(Stored data entries)
-*-

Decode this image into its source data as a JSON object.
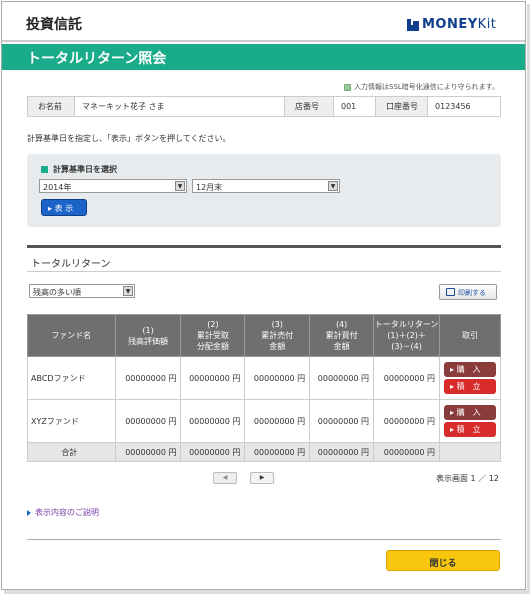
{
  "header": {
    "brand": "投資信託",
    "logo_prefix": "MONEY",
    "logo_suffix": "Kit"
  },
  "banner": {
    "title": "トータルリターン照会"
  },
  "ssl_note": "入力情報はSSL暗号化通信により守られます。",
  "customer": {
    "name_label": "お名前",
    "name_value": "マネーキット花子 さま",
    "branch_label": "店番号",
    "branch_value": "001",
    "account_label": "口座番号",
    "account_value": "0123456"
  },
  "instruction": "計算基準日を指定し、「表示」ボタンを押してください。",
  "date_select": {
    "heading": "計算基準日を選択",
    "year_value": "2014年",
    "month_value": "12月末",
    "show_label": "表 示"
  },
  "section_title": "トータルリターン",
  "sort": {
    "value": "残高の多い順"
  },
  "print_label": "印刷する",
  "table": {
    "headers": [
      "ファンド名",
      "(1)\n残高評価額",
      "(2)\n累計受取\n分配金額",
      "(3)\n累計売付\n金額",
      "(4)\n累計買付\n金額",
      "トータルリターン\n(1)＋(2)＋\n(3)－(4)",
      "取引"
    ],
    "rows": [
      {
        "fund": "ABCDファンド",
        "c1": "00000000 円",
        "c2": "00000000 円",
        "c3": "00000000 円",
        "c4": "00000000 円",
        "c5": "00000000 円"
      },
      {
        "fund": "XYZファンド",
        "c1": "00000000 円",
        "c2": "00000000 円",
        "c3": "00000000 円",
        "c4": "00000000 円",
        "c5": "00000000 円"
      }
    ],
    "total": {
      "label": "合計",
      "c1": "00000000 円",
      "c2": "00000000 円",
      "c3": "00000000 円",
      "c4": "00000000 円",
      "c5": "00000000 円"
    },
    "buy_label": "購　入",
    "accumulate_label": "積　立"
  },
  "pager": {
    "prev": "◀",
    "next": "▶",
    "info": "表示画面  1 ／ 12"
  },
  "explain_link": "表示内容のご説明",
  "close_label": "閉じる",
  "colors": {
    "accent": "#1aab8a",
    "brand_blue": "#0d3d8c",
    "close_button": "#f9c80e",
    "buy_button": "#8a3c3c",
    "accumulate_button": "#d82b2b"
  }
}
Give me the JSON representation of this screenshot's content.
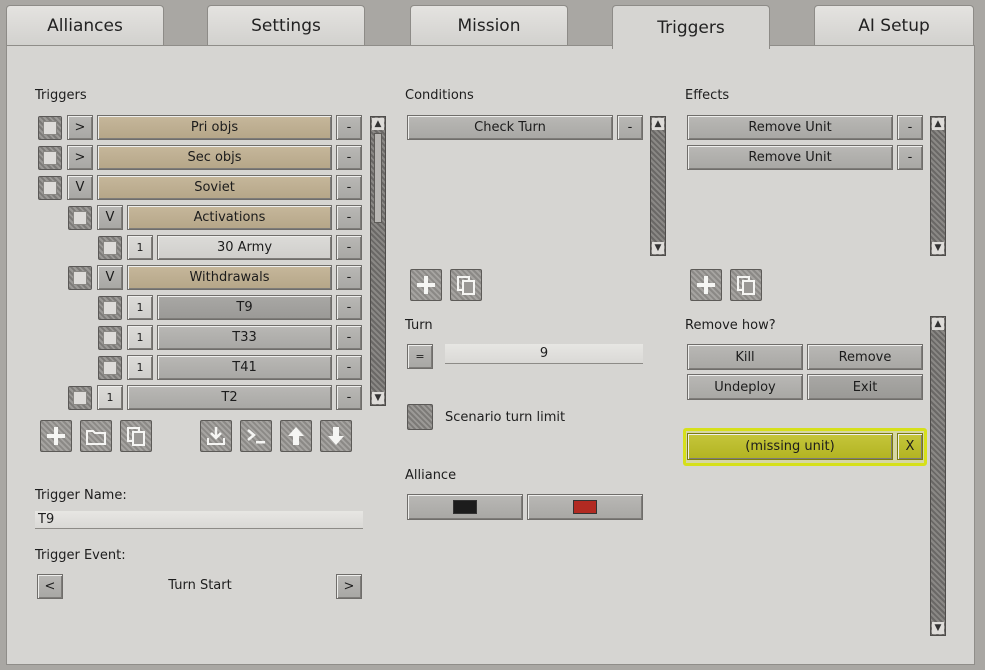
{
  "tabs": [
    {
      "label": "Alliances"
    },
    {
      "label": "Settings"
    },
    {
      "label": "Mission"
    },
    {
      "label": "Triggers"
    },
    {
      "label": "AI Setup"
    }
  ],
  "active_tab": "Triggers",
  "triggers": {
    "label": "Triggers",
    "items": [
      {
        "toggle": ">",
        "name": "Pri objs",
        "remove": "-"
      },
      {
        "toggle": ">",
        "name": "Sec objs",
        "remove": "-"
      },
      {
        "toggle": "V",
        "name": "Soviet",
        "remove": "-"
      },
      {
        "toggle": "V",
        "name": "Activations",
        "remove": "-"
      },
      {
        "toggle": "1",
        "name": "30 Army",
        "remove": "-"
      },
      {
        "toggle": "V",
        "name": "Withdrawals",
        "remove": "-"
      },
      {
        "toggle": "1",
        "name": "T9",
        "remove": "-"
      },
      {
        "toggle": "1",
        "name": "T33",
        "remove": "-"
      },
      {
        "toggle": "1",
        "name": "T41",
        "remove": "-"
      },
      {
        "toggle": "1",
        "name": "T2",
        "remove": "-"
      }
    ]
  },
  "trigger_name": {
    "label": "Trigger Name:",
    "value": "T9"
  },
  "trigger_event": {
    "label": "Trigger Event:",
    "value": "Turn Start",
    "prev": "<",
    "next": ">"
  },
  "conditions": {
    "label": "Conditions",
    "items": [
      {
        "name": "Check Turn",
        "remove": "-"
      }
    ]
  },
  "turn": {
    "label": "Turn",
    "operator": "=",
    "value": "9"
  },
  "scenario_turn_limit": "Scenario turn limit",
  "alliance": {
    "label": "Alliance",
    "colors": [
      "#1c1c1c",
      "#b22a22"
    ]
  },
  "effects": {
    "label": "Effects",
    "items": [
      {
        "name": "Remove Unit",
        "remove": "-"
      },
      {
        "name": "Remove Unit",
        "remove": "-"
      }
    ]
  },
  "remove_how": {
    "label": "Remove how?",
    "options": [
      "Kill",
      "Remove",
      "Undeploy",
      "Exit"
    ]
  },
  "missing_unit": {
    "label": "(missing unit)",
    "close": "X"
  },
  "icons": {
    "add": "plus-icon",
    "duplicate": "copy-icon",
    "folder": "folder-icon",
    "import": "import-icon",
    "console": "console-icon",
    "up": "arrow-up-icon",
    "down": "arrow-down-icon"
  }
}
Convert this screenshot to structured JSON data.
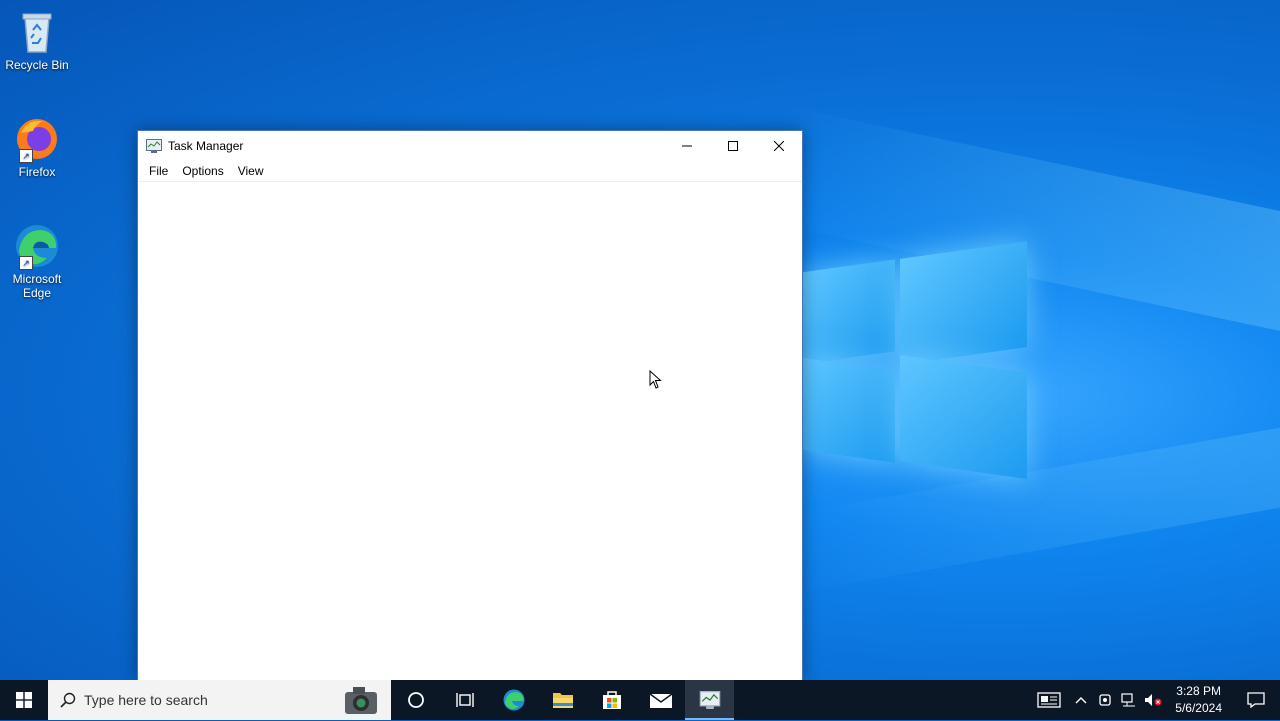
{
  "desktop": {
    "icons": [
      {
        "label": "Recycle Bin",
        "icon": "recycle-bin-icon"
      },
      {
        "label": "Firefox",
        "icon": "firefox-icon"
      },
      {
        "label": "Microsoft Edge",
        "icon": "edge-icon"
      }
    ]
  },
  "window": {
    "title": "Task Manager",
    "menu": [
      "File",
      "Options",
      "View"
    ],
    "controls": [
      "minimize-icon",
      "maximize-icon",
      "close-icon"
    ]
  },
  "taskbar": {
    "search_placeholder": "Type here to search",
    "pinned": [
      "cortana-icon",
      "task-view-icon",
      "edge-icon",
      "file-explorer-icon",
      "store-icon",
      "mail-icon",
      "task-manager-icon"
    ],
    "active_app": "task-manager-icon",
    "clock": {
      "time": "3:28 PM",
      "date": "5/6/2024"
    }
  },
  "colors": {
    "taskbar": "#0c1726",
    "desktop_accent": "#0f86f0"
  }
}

-*-

# Task brief
Skip the pictures, then retype every line above exactly.

# Solution
Decode this image into its source data as a JSON object.
{
  "header": {
    "brand": "投資信託",
    "logo_prefix": "MONEY",
    "logo_suffix": "Kit"
  },
  "banner": {
    "title": "トータルリターン照会"
  },
  "ssl_note": "入力情報はSSL暗号化通信により守られます。",
  "customer": {
    "name_label": "お名前",
    "name_value": "マネーキット花子 さま",
    "branch_label": "店番号",
    "branch_value": "001",
    "account_label": "口座番号",
    "account_value": "0123456"
  },
  "instruction": "計算基準日を指定し、「表示」ボタンを押してください。",
  "date_select": {
    "heading": "計算基準日を選択",
    "year_value": "2014年",
    "month_value": "12月末",
    "show_label": "表 示"
  },
  "section_title": "トータルリターン",
  "sort": {
    "value": "残高の多い順"
  },
  "print_label": "印刷する",
  "table": {
    "headers": [
      "ファンド名",
      "(1)\n残高評価額",
      "(2)\n累計受取\n分配金額",
      "(3)\n累計売付\n金額",
      "(4)\n累計買付\n金額",
      "トータルリターン\n(1)＋(2)＋\n(3)－(4)",
      "取引"
    ],
    "rows": [
      {
        "fund": "ABCDファンド",
        "c1": "00000000 円",
        "c2": "00000000 円",
        "c3": "00000000 円",
        "c4": "00000000 円",
        "c5": "00000000 円"
      },
      {
        "fund": "XYZファンド",
        "c1": "00000000 円",
        "c2": "00000000 円",
        "c3": "00000000 円",
        "c4": "00000000 円",
        "c5": "00000000 円"
      }
    ],
    "total": {
      "label": "合計",
      "c1": "00000000 円",
      "c2": "00000000 円",
      "c3": "00000000 円",
      "c4": "00000000 円",
      "c5": "00000000 円"
    },
    "buy_label": "購　入",
    "accumulate_label": "積　立"
  },
  "pager": {
    "prev": "◀",
    "next": "▶",
    "info": "表示画面  1 ／ 12"
  },
  "explain_link": "表示内容のご説明",
  "close_label": "閉じる",
  "colors": {
    "accent": "#1aab8a",
    "brand_blue": "#0d3d8c",
    "close_button": "#f9c80e",
    "buy_button": "#8a3c3c",
    "accumulate_button": "#d82b2b"
  }
}
Give me the JSON representation of this screenshot's content.
{
  "tabs": [
    {
      "label": "Alliances"
    },
    {
      "label": "Settings"
    },
    {
      "label": "Mission"
    },
    {
      "label": "Triggers"
    },
    {
      "label": "AI Setup"
    }
  ],
  "active_tab": "Triggers",
  "triggers": {
    "label": "Triggers",
    "items": [
      {
        "toggle": ">",
        "name": "Pri objs",
        "remove": "-"
      },
      {
        "toggle": ">",
        "name": "Sec objs",
        "remove": "-"
      },
      {
        "toggle": "V",
        "name": "Soviet",
        "remove": "-"
      },
      {
        "toggle": "V",
        "name": "Activations",
        "remove": "-"
      },
      {
        "toggle": "1",
        "name": "30 Army",
        "remove": "-"
      },
      {
        "toggle": "V",
        "name": "Withdrawals",
        "remove": "-"
      },
      {
        "toggle": "1",
        "name": "T9",
        "remove": "-"
      },
      {
        "toggle": "1",
        "name": "T33",
        "remove": "-"
      },
      {
        "toggle": "1",
        "name": "T41",
        "remove": "-"
      },
      {
        "toggle": "1",
        "name": "T2",
        "remove": "-"
      }
    ]
  },
  "trigger_name": {
    "label": "Trigger Name:",
    "value": "T9"
  },
  "trigger_event": {
    "label": "Trigger Event:",
    "value": "Turn Start",
    "prev": "<",
    "next": ">"
  },
  "conditions": {
    "label": "Conditions",
    "items": [
      {
        "name": "Check Turn",
        "remove": "-"
      }
    ]
  },
  "turn": {
    "label": "Turn",
    "operator": "=",
    "value": "9"
  },
  "scenario_turn_limit": "Scenario turn limit",
  "alliance": {
    "label": "Alliance",
    "colors": [
      "#1c1c1c",
      "#b22a22"
    ]
  },
  "effects": {
    "label": "Effects",
    "items": [
      {
        "name": "Remove Unit",
        "remove": "-"
      },
      {
        "name": "Remove Unit",
        "remove": "-"
      }
    ]
  },
  "remove_how": {
    "label": "Remove how?",
    "options": [
      "Kill",
      "Remove",
      "Undeploy",
      "Exit"
    ]
  },
  "missing_unit": {
    "label": "(missing unit)",
    "close": "X"
  },
  "icons": {
    "add": "plus-icon",
    "duplicate": "copy-icon",
    "folder": "folder-icon",
    "import": "import-icon",
    "console": "console-icon",
    "up": "arrow-up-icon",
    "down": "arrow-down-icon"
  }
}
Convert this screenshot to structured JSON data.
{
  "desktop": {
    "icons": [
      {
        "label": "Recycle Bin",
        "icon": "recycle-bin-icon"
      },
      {
        "label": "Firefox",
        "icon": "firefox-icon"
      },
      {
        "label": "Microsoft Edge",
        "icon": "edge-icon"
      }
    ]
  },
  "window": {
    "title": "Task Manager",
    "menu": [
      "File",
      "Options",
      "View"
    ],
    "controls": [
      "minimize-icon",
      "maximize-icon",
      "close-icon"
    ]
  },
  "taskbar": {
    "search_placeholder": "Type here to search",
    "pinned": [
      "cortana-icon",
      "task-view-icon",
      "edge-icon",
      "file-explorer-icon",
      "store-icon",
      "mail-icon",
      "task-manager-icon"
    ],
    "active_app": "task-manager-icon",
    "clock": {
      "time": "3:28 PM",
      "date": "5/6/2024"
    }
  },
  "colors": {
    "taskbar": "#0c1726",
    "desktop_accent": "#0f86f0"
  }
}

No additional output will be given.